• Aufgabe und Vorgaben:
Welchen Stimmenanteil erhielten die Grünen laut dem Artikel über grüne Wirtschaft bei den Europawahlen?

• Seite:
= = = = =

Bild: Nicht nur idyllisch, sondern auch wirtschaftlich interessant, wie nun auc…
BERLIN taz | Alle reden plötzlich von der grünen Wirtschaft - vor allem
Politiker der großen Koalition. Am Montag lud SPD-Bundesumweltminister
Sigmar Gabriel nach Berlin zu einer "Innovationskonferenz": "Green
Recovery" - die grüne Erholung in Zeiten der Wirtschaftskrise. Es ging um
"eine neue Politik für Wachstum, Beschäftigung, Nachhaltigkeit", eigentlich
eine Fachkonferenz, organisiert von Gabriels Haus. Tatsächlich aber war es
Wahlkampf, denn es redeten: Gerhard Schröder, Ex-SPD-Kanzler, und
Frank-Walter Steinmeier, aktueller SPD-Kanzlerkandidat. Die SPD verspricht,
den Planeten und Jobs zugleich zu retten - und bis 2020 mit grünen
Technologien eine Million zusätzliche Arbeitsplätze zu schaffen.
Das war einen Tag nachdem die CDU ihr Wahlprogramm vorgestellt hat - mit
grünem Anstrich. Die Christdemokraten kündigen an, die
Treibhausgasemissionen zu senken, bis 2020 um 40 Prozent im Vergleich zu
1990. Und CSU-Chef Horst Seehofer hat schon vor Tagen wissen lassen, er
werde die CSU grüner machen. Parteikollege und Wirtschaftsminister
Karl-Theodor zu Guttenberg setzte später noch mal nach und erklärte:
"Ökologie ist nicht als Badeschlappenthema zu begreifen, sondern als
wirtschaftliche Chance". Umweltschutz wird konservativ.
Knapp 100 Tage vor der Bundestagswahl initiieren die Politiker einen
Schlagabtausch: Wer ist der Grünste im Land? Denn Öko zieht derzeit. Das
haben die Europawahlen gezeigt. Die Grünen warben mit Sonnenblumen und
Zahnrädern auf Plakaten für ihr Versprechen, die Wirtschaft zu
ökologisieren. Vom "Green New Deal" sprachen sie - mit Erfolg. Sie bekamen
12,1 Prozent der Stimmen. Am meisten Zuspruch bekam die Partei in den
Städten. "Das neue Bürgertum wählt grün", sagte Fraktionschefin Renate
Künast.

= = = = =

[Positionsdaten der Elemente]
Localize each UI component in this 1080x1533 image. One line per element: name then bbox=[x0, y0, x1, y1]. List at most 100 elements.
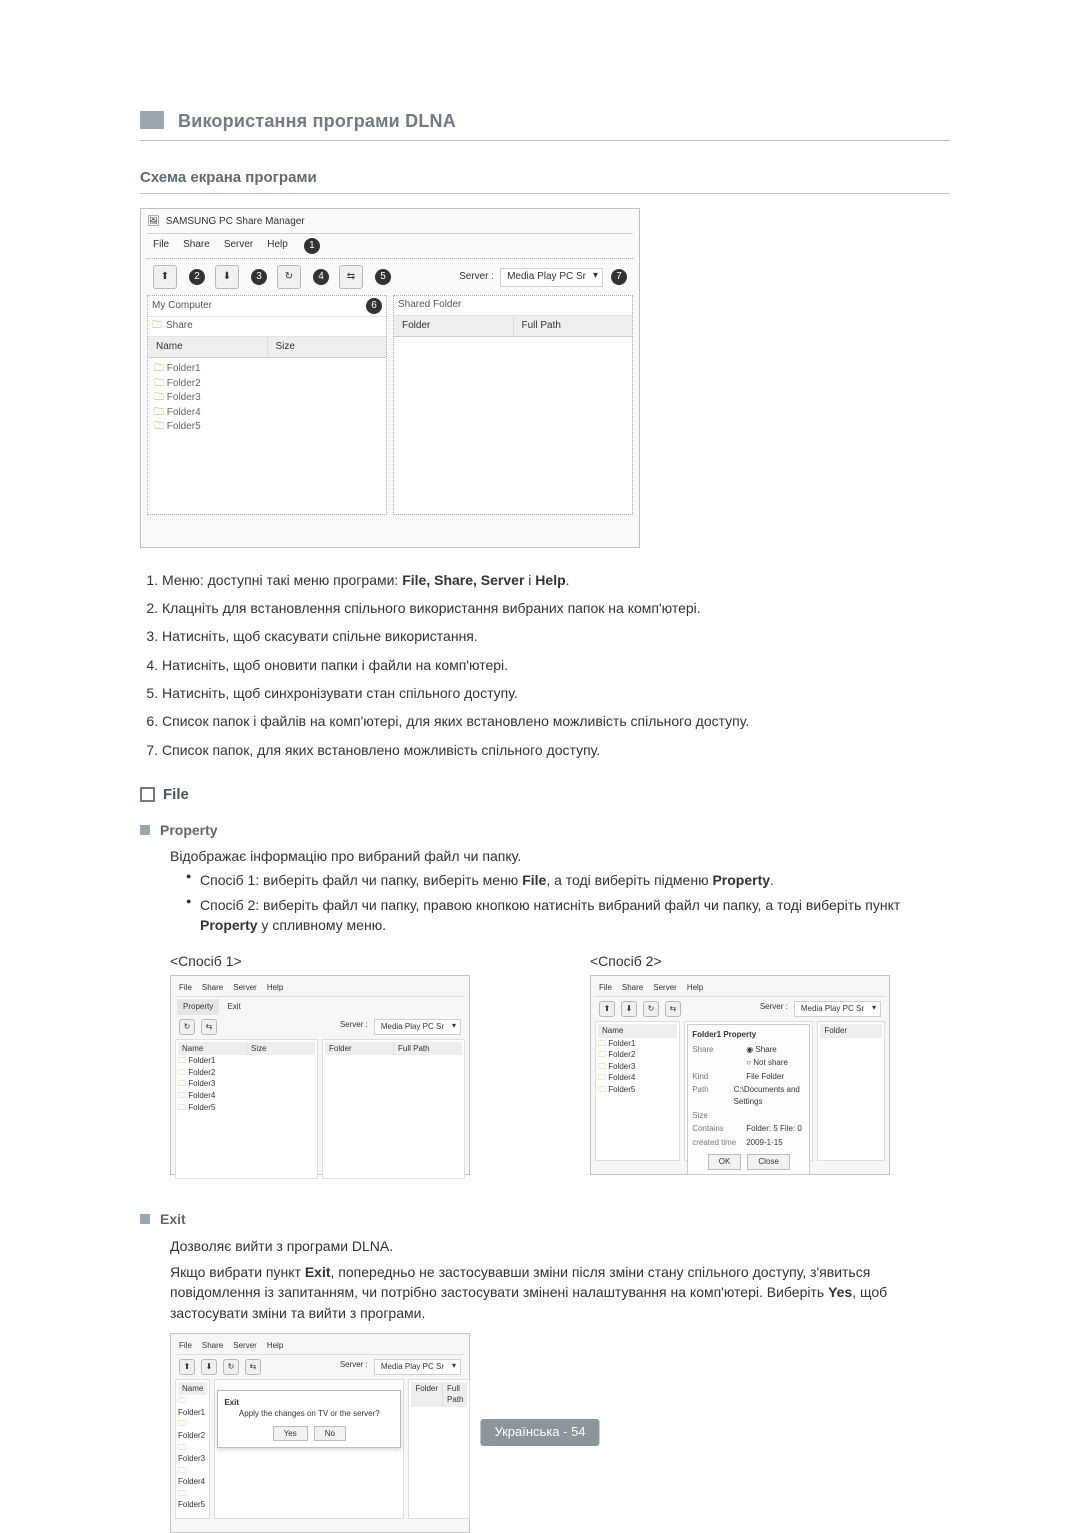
m2-server-select[interactable]: Media Play PC Sr bbox=[794, 1001, 881, 1017]
me-server-select[interactable]: Media Play PC Sr bbox=[374, 1359, 461, 1375]
list-item[interactable]: Folder3 bbox=[178, 1442, 207, 1465]
menu-file[interactable]: File bbox=[153, 238, 169, 254]
toolbar-share-icon[interactable]: ⬆ bbox=[153, 265, 177, 289]
m2-tool[interactable]: ↻ bbox=[643, 1001, 659, 1017]
callout-li-3: Натисніть, щоб скасувати спільне викорис… bbox=[162, 626, 950, 646]
list-item[interactable]: Folder4 bbox=[178, 1090, 315, 1102]
m2-menu-server[interactable]: Server bbox=[653, 982, 677, 994]
file-heading: File bbox=[140, 784, 950, 806]
me-menu-file[interactable]: File bbox=[179, 1340, 192, 1352]
callout-1: 1 bbox=[304, 238, 320, 254]
m2-tool[interactable]: ⇆ bbox=[665, 1001, 681, 1017]
exit-label: Exit bbox=[160, 1209, 186, 1229]
m2-server-label: Server : bbox=[760, 1001, 788, 1017]
callout-li-4: Натисніть, щоб оновити папки і файли на … bbox=[162, 655, 950, 675]
m1-tool[interactable]: ⇆ bbox=[201, 1019, 217, 1035]
m1-menu-server[interactable]: Server bbox=[233, 982, 257, 994]
app-screenshot-method1: File Share Server Help Property Exit ↻ ⇆… bbox=[170, 975, 470, 1175]
list-item[interactable]: Folder1 bbox=[178, 1055, 315, 1067]
ok-button[interactable]: OK bbox=[708, 1154, 742, 1170]
list-item[interactable]: Folder4 bbox=[154, 406, 380, 421]
m1-menu-help[interactable]: Help bbox=[267, 982, 283, 994]
menu-share[interactable]: Share bbox=[183, 238, 210, 254]
m1-menu-file[interactable]: File bbox=[179, 982, 192, 994]
me-tool[interactable]: ⬇ bbox=[201, 1359, 217, 1375]
callout-7: 7 bbox=[611, 269, 627, 285]
server-label: Server : bbox=[459, 270, 494, 285]
me-server-label: Server : bbox=[340, 1359, 368, 1375]
me-menu-share[interactable]: Share bbox=[202, 1340, 223, 1352]
list-item[interactable]: Folder3 bbox=[178, 1078, 315, 1090]
square-bullet-icon bbox=[140, 787, 155, 802]
list-item[interactable]: Folder1 bbox=[154, 362, 380, 377]
list-item[interactable]: Folder5 bbox=[178, 1102, 315, 1114]
property-dialog-title: Folder1 Property bbox=[692, 1029, 805, 1041]
app-menubar: File Share Server Help 1 bbox=[147, 234, 633, 259]
right-panel-title: Shared Folder bbox=[398, 298, 461, 313]
list-item[interactable]: Folder3 bbox=[154, 391, 380, 406]
method2-caption: <Спосіб 2> bbox=[590, 951, 890, 971]
m1-submenu-exit[interactable]: Exit bbox=[221, 999, 246, 1015]
callout-li-1: Меню: доступні такі меню програми: File,… bbox=[162, 570, 950, 590]
left-panel-title: My Computer bbox=[152, 299, 212, 314]
m1-tool[interactable]: ↻ bbox=[179, 1019, 195, 1035]
folder-icon bbox=[152, 319, 162, 334]
callout-li-7: Список папок, для яких встановлено можли… bbox=[162, 740, 950, 760]
app-screenshot-exit: File Share Server Help ⬆ ⬇ ↻ ⇆ Server : … bbox=[170, 1333, 470, 1533]
callout-5: 5 bbox=[375, 269, 391, 285]
method1-caption: <Спосіб 1> bbox=[170, 951, 470, 971]
close-button[interactable]: Close bbox=[747, 1154, 789, 1170]
no-button[interactable]: No bbox=[314, 1426, 346, 1442]
exit-line2: Якщо вибрати пункт Exit, попередньо не з… bbox=[170, 1262, 950, 1323]
server-select[interactable]: Media Play PC Sr bbox=[500, 268, 603, 287]
m2-tool[interactable]: ⬇ bbox=[621, 1001, 637, 1017]
me-tool[interactable]: ⇆ bbox=[245, 1359, 261, 1375]
callout-3: 3 bbox=[251, 269, 267, 285]
menu-help[interactable]: Help bbox=[267, 238, 288, 254]
list-item[interactable]: Folder5 bbox=[154, 420, 380, 435]
yes-button[interactable]: Yes bbox=[273, 1426, 308, 1442]
method-2: Спосіб 2: виберіть файл чи папку, правою… bbox=[186, 895, 950, 936]
callout-li-2: Клацніть для встановлення спільного вико… bbox=[162, 598, 950, 618]
list-item[interactable]: Folder2 bbox=[598, 1049, 677, 1061]
col-fullpath: Full Path bbox=[514, 316, 633, 337]
callout-li-5: Натисніть, щоб синхронізувати стан спіль… bbox=[162, 683, 950, 703]
folder-list: Folder1 Folder2 Folder3 Folder4 Folder5 bbox=[148, 358, 386, 439]
toolbar-unshare-icon[interactable]: ⬇ bbox=[215, 265, 239, 289]
list-item[interactable]: Folder2 bbox=[178, 1067, 315, 1079]
list-item[interactable]: Folder5 bbox=[598, 1084, 677, 1096]
list-item[interactable]: Folder3 bbox=[598, 1061, 677, 1073]
col-folder: Folder bbox=[394, 316, 514, 337]
list-item[interactable]: Folder2 bbox=[154, 377, 380, 392]
list-item[interactable]: Folder5 bbox=[178, 1488, 207, 1511]
exit-dialog-text: Apply the changes on TV or the server? bbox=[224, 1408, 394, 1420]
list-item[interactable]: Folder4 bbox=[598, 1072, 677, 1084]
m1-submenu-property[interactable]: Property bbox=[177, 999, 219, 1015]
list-item[interactable]: Folder1 bbox=[598, 1038, 677, 1050]
me-menu-help[interactable]: Help bbox=[267, 1340, 283, 1352]
app-screenshot-main: 🖼 SAMSUNG PC Share Manager File Share Se… bbox=[140, 208, 640, 548]
menu-server[interactable]: Server bbox=[224, 238, 253, 254]
exit-dialog-title: Exit bbox=[224, 1397, 394, 1409]
me-tool[interactable]: ↻ bbox=[223, 1359, 239, 1375]
list-item[interactable]: Folder2 bbox=[178, 1418, 207, 1441]
me-tool[interactable]: ⬆ bbox=[179, 1359, 195, 1375]
m1-server-label: Server : bbox=[340, 1019, 368, 1035]
m1-menu-share[interactable]: Share bbox=[202, 982, 223, 994]
toolbar-refresh-icon[interactable]: ↻ bbox=[277, 265, 301, 289]
m2-menu-help[interactable]: Help bbox=[687, 982, 703, 994]
m2-tool[interactable]: ⬆ bbox=[599, 1001, 615, 1017]
page-title: Використання програми DLNA bbox=[178, 108, 456, 134]
callout-list: Меню: доступні такі меню програми: File,… bbox=[162, 570, 950, 760]
toolbar-sync-icon[interactable]: ⇆ bbox=[339, 265, 363, 289]
m2-menu-file[interactable]: File bbox=[599, 982, 612, 994]
property-desc: Відображає інформацію про вибраний файл … bbox=[170, 846, 950, 866]
right-panel: Shared Folder Folder Full Path bbox=[393, 295, 633, 515]
list-item[interactable]: Folder4 bbox=[178, 1465, 207, 1488]
col-size: Size bbox=[268, 337, 387, 358]
m2-menu-share[interactable]: Share bbox=[622, 982, 643, 994]
share-node[interactable]: Share bbox=[166, 319, 193, 334]
m1-server-select[interactable]: Media Play PC Sr bbox=[374, 1019, 461, 1035]
me-menu-server[interactable]: Server bbox=[233, 1340, 257, 1352]
list-item[interactable]: Folder1 bbox=[178, 1395, 207, 1418]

= = = = =

• Lösung:
12,1 Prozent der Stimmen.